Task description: Gather up all lines that carry the word "public".

==== Records to process ====

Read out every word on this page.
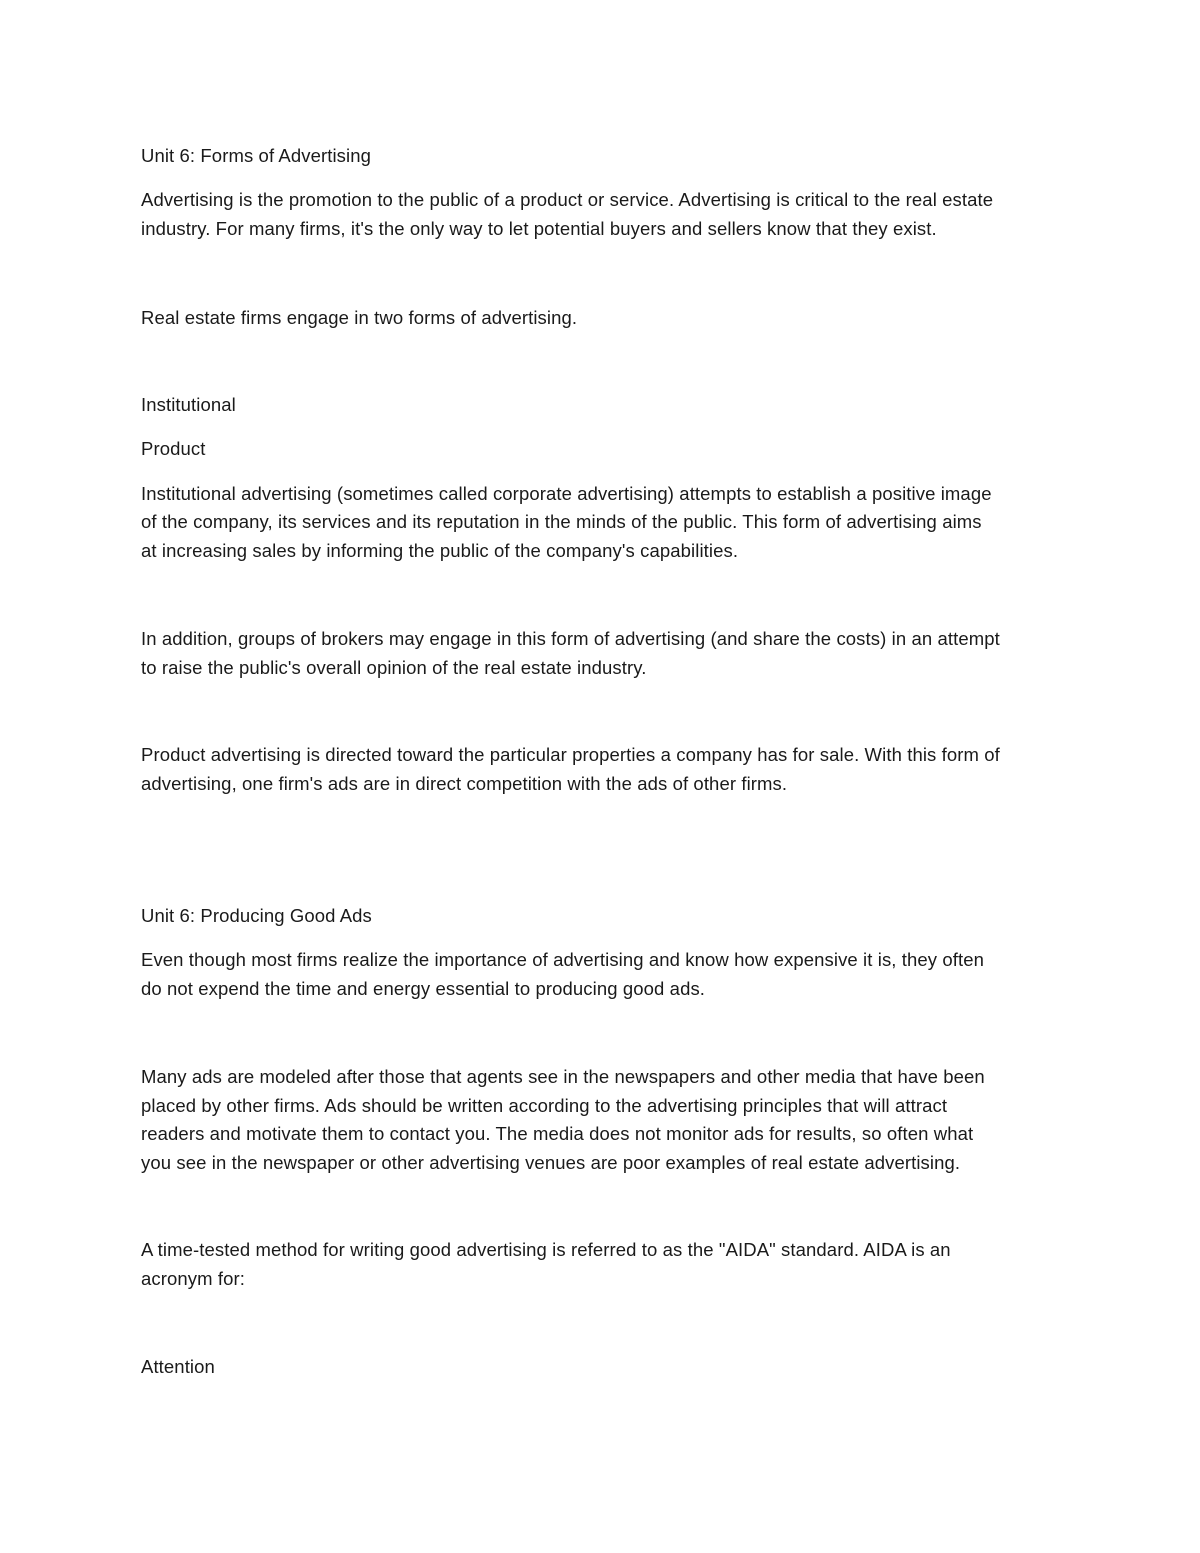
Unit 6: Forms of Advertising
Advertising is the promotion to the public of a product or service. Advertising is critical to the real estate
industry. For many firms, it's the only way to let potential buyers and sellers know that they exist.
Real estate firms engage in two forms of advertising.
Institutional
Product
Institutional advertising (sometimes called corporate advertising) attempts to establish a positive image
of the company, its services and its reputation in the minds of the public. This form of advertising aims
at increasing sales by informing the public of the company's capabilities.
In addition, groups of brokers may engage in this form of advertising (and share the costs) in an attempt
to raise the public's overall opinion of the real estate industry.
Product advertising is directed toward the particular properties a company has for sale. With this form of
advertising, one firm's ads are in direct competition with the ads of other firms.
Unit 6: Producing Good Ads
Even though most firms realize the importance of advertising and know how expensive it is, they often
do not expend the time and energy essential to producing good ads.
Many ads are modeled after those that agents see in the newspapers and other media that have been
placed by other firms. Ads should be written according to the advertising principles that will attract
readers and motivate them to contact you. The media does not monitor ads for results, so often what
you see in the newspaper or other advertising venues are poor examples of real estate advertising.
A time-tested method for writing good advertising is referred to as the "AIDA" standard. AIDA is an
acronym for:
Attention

====
==== Records to process ====

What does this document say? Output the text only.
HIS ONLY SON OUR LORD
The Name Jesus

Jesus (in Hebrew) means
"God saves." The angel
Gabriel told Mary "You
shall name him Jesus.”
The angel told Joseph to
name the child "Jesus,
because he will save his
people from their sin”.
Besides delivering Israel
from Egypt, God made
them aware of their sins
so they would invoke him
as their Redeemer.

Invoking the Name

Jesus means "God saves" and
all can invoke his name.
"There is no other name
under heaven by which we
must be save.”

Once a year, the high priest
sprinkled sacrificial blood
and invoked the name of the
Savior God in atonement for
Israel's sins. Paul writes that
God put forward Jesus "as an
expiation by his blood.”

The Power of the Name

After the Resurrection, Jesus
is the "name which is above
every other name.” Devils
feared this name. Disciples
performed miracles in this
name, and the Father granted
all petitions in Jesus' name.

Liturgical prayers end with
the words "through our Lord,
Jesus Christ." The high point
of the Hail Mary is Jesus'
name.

====
==== Records to process ====

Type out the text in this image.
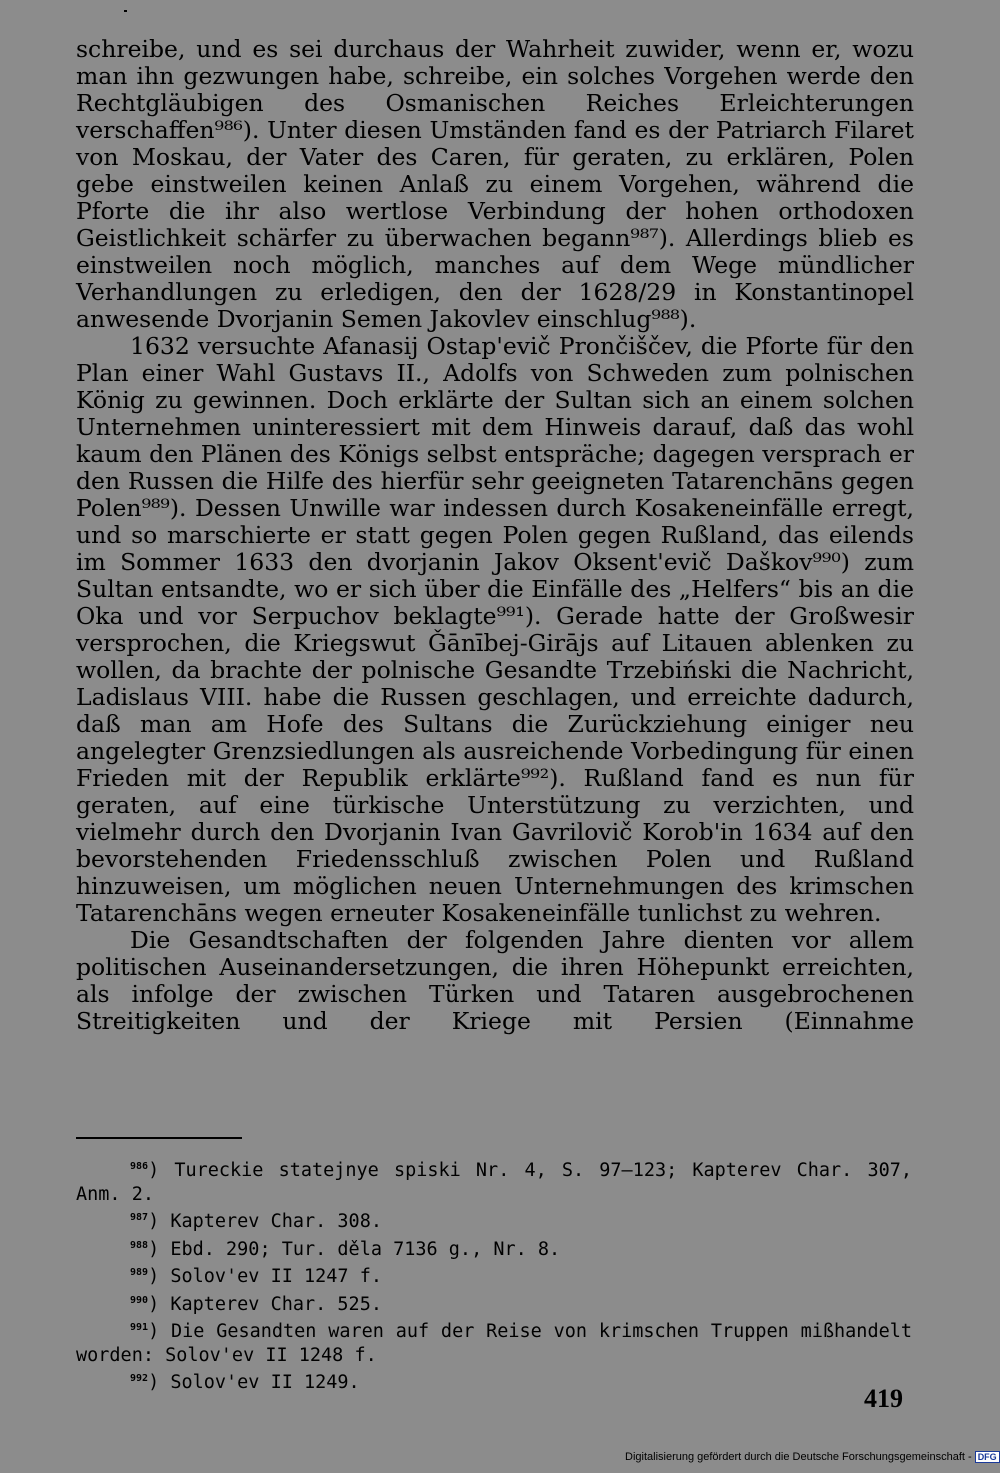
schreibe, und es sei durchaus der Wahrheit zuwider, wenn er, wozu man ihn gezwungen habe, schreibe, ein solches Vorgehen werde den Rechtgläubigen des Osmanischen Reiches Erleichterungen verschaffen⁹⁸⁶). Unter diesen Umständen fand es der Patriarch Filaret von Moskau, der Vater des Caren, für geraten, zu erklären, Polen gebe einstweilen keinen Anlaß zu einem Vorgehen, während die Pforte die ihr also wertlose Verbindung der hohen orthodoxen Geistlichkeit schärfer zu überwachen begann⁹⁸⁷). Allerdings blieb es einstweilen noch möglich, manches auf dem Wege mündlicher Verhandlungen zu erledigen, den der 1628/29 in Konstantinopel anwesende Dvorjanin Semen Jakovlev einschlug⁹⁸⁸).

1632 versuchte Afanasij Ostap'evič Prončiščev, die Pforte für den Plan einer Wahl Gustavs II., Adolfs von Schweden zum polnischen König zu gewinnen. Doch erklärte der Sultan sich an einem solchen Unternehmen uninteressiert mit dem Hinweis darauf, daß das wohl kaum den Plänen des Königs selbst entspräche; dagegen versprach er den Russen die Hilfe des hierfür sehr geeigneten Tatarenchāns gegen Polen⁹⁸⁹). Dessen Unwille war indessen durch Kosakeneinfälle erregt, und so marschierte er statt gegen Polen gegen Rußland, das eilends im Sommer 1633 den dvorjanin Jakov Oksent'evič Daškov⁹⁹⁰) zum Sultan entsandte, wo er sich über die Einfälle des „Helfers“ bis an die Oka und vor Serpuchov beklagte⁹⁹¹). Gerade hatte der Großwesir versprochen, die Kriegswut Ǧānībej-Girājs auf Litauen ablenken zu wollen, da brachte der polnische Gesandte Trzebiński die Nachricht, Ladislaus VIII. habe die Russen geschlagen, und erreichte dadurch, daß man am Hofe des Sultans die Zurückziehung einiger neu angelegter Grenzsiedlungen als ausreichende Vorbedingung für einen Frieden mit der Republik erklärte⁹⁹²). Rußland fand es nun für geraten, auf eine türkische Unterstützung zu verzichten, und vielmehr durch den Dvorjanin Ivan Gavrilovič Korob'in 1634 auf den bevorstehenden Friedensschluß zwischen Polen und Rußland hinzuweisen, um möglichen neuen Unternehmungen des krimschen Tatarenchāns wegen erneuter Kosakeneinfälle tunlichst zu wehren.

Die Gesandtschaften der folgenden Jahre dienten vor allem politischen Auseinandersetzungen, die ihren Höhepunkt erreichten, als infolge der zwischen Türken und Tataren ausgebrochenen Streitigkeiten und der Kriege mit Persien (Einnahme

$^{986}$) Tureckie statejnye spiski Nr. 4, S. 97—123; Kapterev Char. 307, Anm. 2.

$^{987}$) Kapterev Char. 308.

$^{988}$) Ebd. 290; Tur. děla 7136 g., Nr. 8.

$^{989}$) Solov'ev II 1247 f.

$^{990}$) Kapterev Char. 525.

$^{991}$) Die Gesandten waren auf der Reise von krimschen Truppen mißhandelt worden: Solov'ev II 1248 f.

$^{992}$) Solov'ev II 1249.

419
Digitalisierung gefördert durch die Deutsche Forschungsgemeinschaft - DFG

====

Task answer:
Advertising is the promotion to the public of a product or service. Advertising is critical to the real estate
of the company, its services and its reputation in the minds of the public. This form of advertising aims
at increasing sales by informing the public of the company's capabilities.
to raise the public's overall opinion of the real estate industry.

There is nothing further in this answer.